**Stated task:**
Select each line where the word "that" appears.

>> Begin Record set

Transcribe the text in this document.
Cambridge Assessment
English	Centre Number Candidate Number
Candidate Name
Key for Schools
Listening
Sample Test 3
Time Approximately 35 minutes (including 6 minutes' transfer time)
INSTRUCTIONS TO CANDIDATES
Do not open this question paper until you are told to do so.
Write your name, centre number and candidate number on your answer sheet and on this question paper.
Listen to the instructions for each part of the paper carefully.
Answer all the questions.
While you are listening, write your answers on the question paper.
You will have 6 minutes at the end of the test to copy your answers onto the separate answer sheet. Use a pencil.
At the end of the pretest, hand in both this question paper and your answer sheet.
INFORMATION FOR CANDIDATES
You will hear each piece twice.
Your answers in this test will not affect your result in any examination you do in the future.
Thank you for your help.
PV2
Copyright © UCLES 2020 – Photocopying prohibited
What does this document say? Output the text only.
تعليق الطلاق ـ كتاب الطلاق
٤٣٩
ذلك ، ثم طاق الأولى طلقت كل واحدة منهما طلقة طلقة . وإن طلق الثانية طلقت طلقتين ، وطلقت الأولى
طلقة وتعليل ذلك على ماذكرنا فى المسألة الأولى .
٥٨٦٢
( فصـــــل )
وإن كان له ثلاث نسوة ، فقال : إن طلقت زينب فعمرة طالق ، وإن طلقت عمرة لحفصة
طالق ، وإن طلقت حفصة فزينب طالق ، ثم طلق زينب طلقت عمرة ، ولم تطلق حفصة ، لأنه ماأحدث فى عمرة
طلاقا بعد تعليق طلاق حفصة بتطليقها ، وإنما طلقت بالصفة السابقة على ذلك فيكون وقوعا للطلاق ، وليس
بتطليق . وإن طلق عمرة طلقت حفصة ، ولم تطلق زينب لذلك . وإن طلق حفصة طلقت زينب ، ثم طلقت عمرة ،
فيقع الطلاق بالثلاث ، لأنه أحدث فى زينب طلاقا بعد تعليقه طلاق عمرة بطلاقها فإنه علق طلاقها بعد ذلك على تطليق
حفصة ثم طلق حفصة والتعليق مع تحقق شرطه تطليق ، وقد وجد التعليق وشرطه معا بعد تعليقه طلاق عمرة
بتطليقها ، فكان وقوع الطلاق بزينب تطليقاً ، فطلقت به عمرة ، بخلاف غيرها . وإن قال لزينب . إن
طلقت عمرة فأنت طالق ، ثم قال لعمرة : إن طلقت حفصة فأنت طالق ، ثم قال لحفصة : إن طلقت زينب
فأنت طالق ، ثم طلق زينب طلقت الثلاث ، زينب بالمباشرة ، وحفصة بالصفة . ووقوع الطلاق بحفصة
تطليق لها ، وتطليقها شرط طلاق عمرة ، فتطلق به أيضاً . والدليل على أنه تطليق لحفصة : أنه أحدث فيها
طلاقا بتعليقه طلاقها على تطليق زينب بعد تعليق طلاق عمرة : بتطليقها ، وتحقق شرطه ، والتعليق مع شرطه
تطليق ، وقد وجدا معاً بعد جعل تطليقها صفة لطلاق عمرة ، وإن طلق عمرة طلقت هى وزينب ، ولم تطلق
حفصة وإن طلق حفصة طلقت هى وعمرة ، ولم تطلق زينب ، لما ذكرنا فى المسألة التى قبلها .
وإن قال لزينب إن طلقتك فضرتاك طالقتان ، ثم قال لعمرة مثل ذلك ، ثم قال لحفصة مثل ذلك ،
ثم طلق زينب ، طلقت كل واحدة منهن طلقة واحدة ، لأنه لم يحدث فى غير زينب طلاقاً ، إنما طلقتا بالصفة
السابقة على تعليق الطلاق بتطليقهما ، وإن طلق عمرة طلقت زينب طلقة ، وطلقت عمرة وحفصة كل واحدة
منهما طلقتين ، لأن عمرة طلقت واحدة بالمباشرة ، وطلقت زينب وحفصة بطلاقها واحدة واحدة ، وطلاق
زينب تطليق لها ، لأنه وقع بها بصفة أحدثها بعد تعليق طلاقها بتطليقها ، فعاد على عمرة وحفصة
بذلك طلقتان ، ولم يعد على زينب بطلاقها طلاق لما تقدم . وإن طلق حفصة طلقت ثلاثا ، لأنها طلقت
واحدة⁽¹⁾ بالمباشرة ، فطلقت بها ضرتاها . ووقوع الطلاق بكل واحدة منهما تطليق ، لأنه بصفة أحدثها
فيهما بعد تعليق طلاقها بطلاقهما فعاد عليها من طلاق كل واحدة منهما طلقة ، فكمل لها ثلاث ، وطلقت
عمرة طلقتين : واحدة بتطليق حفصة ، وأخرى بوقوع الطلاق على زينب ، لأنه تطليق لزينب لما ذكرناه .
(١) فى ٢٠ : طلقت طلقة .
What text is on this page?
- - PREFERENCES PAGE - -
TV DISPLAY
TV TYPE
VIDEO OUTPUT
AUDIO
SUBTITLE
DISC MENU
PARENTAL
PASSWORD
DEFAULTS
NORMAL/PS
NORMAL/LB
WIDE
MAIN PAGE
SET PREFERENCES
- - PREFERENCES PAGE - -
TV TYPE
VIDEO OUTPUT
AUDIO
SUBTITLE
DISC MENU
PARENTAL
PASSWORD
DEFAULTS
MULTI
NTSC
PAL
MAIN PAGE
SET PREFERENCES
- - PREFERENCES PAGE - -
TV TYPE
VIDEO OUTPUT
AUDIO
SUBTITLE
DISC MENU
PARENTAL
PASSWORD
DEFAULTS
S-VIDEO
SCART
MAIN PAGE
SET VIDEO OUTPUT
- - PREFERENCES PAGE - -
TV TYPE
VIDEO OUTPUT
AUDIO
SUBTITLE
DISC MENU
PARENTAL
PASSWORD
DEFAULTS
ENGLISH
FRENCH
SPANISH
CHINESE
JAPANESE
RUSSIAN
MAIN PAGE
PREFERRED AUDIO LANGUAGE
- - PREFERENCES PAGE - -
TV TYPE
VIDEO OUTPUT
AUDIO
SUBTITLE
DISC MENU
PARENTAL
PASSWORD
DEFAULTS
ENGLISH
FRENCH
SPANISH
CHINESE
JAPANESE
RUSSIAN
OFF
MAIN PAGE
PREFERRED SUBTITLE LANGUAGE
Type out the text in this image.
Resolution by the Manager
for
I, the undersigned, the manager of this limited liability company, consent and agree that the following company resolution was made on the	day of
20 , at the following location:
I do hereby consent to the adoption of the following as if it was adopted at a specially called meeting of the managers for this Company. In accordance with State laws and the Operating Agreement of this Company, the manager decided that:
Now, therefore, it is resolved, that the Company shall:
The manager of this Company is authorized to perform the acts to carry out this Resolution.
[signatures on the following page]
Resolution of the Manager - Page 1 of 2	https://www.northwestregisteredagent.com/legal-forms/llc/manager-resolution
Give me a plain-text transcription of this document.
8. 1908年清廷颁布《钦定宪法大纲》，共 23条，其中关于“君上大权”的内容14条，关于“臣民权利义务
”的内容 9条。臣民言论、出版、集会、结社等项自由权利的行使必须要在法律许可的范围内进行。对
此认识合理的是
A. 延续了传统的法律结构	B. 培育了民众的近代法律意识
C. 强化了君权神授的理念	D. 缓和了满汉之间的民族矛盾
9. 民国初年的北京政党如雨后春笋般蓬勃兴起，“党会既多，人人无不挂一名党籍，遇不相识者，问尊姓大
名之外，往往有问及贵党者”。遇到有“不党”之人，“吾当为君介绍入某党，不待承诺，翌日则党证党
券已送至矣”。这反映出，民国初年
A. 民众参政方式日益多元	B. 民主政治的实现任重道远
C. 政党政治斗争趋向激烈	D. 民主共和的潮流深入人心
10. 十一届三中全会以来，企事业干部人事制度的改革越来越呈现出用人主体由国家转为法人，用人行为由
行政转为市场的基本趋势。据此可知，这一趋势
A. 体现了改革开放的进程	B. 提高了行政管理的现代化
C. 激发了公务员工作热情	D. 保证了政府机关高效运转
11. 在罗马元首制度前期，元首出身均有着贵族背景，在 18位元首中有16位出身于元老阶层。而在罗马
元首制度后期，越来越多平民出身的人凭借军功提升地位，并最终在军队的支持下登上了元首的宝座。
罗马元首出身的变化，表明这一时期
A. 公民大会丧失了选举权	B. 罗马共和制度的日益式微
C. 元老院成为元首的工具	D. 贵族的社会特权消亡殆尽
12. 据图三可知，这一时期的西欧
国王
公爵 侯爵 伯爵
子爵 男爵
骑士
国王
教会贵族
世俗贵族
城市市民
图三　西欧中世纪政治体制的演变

>> End Record set

**Response below:**
I, the undersigned, the manager of this limited liability company, consent and agree that the following company resolution was made on the	day of
I do hereby consent to the adoption of the following as if it was adopted at a specially called meeting of the managers for this Company. In accordance with State laws and the Operating Agreement of this Company, the manager decided that:
Now, therefore, it is resolved, that the Company shall:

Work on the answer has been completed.